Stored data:
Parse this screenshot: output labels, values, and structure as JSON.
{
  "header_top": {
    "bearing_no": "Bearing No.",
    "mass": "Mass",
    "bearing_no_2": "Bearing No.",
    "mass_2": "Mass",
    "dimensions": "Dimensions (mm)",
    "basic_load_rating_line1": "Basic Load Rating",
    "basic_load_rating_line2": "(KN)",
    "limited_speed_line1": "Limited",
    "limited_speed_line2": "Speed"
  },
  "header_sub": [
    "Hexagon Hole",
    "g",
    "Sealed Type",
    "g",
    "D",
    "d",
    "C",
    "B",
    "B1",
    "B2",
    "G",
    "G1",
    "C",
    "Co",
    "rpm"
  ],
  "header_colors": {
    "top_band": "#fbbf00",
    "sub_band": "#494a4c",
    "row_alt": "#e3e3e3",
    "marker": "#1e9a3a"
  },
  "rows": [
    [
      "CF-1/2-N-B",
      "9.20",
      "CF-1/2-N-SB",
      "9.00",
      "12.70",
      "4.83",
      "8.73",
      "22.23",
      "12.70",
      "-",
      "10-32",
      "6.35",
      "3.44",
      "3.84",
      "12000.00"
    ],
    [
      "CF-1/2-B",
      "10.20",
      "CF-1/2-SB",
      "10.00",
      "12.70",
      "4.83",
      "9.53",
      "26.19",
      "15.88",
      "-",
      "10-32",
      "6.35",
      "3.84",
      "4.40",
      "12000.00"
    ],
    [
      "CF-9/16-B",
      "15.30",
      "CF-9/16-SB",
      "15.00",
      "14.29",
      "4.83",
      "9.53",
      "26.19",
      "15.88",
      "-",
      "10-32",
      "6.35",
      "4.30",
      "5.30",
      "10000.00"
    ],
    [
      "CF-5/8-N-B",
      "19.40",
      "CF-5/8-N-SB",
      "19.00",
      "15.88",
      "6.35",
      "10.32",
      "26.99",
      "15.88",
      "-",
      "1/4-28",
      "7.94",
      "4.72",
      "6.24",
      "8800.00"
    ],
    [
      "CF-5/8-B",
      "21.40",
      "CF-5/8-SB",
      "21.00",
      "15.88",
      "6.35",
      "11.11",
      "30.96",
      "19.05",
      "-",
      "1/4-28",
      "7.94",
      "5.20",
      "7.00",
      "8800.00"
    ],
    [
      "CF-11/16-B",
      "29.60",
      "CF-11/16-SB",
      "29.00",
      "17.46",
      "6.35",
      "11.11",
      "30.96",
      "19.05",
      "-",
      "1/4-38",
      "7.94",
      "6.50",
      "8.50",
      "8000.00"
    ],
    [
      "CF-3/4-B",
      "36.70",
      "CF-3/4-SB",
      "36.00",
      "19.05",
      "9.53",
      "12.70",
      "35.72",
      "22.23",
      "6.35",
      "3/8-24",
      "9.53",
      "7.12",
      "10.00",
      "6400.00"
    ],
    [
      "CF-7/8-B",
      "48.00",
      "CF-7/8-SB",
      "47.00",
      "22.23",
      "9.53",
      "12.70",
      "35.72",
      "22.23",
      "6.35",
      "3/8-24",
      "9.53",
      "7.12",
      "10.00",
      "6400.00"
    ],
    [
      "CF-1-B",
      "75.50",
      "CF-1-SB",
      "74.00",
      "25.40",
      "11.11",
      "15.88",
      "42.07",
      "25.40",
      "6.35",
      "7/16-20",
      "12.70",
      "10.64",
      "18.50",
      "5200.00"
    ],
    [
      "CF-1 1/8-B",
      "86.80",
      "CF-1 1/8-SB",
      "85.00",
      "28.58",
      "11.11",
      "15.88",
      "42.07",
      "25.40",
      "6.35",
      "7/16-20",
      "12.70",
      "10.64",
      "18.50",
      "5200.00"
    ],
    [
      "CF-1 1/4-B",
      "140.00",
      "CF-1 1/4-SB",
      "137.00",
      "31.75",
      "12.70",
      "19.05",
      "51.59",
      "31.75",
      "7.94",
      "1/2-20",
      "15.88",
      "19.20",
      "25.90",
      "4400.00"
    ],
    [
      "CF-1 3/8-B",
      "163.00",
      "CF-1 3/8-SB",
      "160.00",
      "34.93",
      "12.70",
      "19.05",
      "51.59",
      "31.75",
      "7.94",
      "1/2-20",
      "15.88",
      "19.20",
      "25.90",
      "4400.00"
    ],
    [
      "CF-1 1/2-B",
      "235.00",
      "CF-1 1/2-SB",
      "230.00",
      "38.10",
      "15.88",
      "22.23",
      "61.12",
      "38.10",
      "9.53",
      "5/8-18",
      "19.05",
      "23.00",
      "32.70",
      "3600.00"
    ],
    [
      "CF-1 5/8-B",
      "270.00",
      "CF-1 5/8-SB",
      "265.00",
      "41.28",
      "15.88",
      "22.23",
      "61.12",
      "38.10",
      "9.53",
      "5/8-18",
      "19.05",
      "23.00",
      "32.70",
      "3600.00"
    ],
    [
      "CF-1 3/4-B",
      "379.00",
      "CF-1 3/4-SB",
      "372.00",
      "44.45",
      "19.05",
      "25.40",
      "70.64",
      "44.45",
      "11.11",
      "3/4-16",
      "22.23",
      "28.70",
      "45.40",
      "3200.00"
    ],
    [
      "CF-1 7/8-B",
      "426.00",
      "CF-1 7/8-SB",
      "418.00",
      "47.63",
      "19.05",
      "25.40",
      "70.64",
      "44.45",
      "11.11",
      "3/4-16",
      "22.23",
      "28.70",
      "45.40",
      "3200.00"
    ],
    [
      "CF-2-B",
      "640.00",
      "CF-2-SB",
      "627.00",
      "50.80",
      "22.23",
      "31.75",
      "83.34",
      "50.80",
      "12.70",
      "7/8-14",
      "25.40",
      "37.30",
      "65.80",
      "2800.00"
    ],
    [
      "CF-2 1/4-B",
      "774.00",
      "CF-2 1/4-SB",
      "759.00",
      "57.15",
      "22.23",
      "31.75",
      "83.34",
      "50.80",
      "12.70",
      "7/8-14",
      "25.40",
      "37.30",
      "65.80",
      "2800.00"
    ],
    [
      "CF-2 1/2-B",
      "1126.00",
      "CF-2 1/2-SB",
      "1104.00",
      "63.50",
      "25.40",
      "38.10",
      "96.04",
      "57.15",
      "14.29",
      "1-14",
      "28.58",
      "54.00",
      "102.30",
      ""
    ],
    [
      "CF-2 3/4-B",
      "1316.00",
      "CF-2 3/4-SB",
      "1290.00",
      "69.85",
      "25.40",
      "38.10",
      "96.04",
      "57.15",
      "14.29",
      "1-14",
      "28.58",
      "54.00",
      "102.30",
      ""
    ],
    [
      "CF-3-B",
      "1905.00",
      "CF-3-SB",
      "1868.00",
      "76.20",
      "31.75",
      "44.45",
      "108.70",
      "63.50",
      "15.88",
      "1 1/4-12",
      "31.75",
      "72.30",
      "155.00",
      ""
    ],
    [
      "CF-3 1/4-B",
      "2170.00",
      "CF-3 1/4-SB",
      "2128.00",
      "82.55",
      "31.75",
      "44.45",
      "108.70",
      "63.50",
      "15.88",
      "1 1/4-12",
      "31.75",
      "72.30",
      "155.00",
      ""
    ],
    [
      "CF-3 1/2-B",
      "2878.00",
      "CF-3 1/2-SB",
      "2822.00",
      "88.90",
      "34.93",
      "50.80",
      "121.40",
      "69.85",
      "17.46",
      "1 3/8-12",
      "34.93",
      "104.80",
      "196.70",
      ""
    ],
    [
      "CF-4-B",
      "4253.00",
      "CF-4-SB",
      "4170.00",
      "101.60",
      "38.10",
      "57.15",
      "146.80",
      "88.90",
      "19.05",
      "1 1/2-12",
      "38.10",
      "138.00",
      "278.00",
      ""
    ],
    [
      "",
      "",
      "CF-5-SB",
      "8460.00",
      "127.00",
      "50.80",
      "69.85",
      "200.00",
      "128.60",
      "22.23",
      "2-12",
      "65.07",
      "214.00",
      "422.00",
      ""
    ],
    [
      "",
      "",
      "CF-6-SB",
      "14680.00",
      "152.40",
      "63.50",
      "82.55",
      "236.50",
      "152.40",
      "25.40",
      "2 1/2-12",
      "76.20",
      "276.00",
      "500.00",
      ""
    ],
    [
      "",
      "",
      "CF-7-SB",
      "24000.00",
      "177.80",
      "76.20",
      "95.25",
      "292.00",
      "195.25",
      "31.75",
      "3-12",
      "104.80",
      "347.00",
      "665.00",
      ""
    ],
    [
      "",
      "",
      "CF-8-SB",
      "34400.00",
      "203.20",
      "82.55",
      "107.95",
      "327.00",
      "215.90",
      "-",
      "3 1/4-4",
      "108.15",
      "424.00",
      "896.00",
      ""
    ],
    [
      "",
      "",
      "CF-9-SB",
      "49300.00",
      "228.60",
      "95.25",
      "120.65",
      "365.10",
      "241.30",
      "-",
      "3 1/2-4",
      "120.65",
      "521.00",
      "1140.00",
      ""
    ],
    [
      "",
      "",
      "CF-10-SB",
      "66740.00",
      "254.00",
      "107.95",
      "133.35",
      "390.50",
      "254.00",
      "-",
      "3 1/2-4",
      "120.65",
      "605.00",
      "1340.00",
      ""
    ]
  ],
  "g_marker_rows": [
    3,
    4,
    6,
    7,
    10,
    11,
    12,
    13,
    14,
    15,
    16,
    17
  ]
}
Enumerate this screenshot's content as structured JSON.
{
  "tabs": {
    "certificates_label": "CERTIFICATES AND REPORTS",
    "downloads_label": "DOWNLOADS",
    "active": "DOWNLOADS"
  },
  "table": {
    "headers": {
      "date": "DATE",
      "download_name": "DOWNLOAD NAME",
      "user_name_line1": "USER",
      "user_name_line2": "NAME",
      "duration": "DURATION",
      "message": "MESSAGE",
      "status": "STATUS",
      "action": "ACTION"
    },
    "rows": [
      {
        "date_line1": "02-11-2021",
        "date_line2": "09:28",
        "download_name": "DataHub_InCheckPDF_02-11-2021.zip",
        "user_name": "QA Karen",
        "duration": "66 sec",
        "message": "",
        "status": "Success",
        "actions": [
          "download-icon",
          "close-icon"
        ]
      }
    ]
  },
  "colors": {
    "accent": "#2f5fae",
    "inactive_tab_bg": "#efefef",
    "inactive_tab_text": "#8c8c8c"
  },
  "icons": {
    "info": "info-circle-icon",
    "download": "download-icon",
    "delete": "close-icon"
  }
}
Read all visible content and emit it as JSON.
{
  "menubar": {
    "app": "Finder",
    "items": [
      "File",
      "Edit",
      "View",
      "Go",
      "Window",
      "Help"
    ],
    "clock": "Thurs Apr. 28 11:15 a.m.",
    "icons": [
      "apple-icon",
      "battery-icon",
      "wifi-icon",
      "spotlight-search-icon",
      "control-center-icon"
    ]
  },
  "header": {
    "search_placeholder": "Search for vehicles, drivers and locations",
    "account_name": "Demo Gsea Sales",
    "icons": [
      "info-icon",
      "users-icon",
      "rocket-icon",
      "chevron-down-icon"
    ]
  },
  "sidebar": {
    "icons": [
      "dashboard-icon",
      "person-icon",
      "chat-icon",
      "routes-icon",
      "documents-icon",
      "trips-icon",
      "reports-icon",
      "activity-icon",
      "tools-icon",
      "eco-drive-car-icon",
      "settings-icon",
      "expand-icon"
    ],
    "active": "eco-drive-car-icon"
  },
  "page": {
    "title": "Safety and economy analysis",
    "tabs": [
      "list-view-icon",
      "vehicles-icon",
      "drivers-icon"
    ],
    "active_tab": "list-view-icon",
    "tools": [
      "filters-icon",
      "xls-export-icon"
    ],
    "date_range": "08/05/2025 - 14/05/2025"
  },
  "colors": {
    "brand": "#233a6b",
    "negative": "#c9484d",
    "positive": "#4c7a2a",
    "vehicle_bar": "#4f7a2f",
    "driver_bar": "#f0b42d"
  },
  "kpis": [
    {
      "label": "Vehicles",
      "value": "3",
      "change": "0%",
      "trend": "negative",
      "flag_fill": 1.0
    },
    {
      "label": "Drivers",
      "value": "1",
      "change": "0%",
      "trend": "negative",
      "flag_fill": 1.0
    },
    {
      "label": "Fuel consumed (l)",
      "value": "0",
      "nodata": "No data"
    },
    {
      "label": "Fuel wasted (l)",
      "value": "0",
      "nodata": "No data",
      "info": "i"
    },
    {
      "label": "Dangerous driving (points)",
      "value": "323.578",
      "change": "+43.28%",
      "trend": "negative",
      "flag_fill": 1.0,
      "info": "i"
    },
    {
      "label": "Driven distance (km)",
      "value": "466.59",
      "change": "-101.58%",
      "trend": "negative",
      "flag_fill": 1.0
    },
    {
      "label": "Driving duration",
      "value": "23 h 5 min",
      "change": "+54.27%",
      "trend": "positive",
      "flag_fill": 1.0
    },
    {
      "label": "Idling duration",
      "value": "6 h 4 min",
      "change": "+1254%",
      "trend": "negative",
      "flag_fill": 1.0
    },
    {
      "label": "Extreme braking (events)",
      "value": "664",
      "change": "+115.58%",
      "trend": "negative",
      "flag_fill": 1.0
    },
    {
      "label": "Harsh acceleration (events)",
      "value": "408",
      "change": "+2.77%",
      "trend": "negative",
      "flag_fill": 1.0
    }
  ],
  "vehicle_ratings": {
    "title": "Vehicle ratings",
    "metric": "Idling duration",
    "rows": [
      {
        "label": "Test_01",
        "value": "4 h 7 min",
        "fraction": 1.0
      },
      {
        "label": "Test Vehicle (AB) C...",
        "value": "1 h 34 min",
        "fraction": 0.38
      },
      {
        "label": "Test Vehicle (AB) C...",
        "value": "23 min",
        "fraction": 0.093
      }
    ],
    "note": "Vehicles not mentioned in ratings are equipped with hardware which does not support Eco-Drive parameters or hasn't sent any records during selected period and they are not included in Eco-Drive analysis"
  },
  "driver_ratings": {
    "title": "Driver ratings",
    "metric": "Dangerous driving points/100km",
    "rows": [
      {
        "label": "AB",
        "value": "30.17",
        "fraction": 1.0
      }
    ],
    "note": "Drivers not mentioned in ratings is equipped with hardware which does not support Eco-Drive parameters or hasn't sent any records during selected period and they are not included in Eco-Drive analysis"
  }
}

● Exercise details: Compute the number of lines above that contain the string "info". Reply with that value only.

● Finished task: 4